Short problem: Extract the complete listing and output it unchanged.

===============

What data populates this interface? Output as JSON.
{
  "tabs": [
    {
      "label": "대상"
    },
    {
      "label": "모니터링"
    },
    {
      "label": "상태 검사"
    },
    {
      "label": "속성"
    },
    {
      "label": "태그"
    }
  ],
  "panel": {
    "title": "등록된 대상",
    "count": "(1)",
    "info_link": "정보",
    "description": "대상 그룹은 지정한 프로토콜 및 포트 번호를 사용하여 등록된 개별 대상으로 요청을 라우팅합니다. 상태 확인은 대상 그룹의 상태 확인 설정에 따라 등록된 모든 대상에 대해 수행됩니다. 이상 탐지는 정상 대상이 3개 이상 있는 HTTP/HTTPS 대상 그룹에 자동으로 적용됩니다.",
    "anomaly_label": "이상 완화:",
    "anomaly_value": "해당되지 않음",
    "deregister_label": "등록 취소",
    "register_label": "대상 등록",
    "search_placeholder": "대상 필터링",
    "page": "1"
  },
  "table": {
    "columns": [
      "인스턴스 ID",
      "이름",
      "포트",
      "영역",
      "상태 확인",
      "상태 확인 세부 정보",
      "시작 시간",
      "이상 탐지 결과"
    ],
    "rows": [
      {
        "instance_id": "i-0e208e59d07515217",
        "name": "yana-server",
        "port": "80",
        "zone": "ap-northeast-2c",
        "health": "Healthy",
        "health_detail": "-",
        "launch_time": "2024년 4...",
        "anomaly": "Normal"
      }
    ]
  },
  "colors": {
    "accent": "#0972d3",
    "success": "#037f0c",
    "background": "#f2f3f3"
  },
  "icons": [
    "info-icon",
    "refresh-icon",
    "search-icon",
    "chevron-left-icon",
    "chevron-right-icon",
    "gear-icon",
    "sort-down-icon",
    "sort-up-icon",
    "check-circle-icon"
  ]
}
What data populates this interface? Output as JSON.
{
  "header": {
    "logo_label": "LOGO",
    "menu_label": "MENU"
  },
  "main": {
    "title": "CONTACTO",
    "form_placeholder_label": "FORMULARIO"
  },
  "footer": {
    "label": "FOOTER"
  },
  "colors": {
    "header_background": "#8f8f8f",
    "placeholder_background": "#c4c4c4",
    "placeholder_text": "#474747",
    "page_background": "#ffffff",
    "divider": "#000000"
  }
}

===============

Answer to the exercise:
What data populates this interface? Output as JSON.
{
  "tabs": [
    {
      "label": "대상"
    },
    {
      "label": "모니터링"
    },
    {
      "label": "상태 검사"
    },
    {
      "label": "속성"
    },
    {
      "label": "태그"
    }
  ],
  "panel": {
    "title": "등록된 대상",
    "count": "(1)",
    "info_link": "정보",
    "description": "대상 그룹은 지정한 프로토콜 및 포트 번호를 사용하여 등록된 개별 대상으로 요청을 라우팅합니다. 상태 확인은 대상 그룹의 상태 확인 설정에 따라 등록된 모든 대상에 대해 수행됩니다. 이상 탐지는 정상 대상이 3개 이상 있는 HTTP/HTTPS 대상 그룹에 자동으로 적용됩니다.",
    "anomaly_label": "이상 완화:",
    "anomaly_value": "해당되지 않음",
    "deregister_label": "등록 취소",
    "register_label": "대상 등록",
    "search_placeholder": "대상 필터링",
    "page": "1"
  },
  "table": {
    "columns": [
      "인스턴스 ID",
      "이름",
      "포트",
      "영역",
      "상태 확인",
      "상태 확인 세부 정보",
      "시작 시간",
      "이상 탐지 결과"
    ],
    "rows": [
      {
        "instance_id": "i-0e208e59d07515217",
        "name": "yana-server",
        "port": "80",
        "zone": "ap-northeast-2c",
        "health": "Healthy",
        "health_detail": "-",
        "launch_time": "2024년 4...",
        "anomaly": "Normal"
      }
    ]
  },
  "colors": {
    "accent": "#0972d3",
    "success": "#037f0c",
    "background": "#f2f3f3"
  },
  "icons": [
    "info-icon",
    "refresh-icon",
    "search-icon",
    "chevron-left-icon",
    "chevron-right-icon",
    "gear-icon",
    "sort-down-icon",
    "sort-up-icon",
    "check-circle-icon"
  ]
}
What data populates this interface? Output as JSON.
{
  "header": {
    "logo_label": "LOGO",
    "menu_label": "MENU"
  },
  "main": {
    "title": "CONTACTO",
    "form_placeholder_label": "FORMULARIO"
  },
  "footer": {
    "label": "FOOTER"
  },
  "colors": {
    "header_background": "#8f8f8f",
    "placeholder_background": "#c4c4c4",
    "placeholder_text": "#474747",
    "page_background": "#ffffff",
    "divider": "#000000"
  }
}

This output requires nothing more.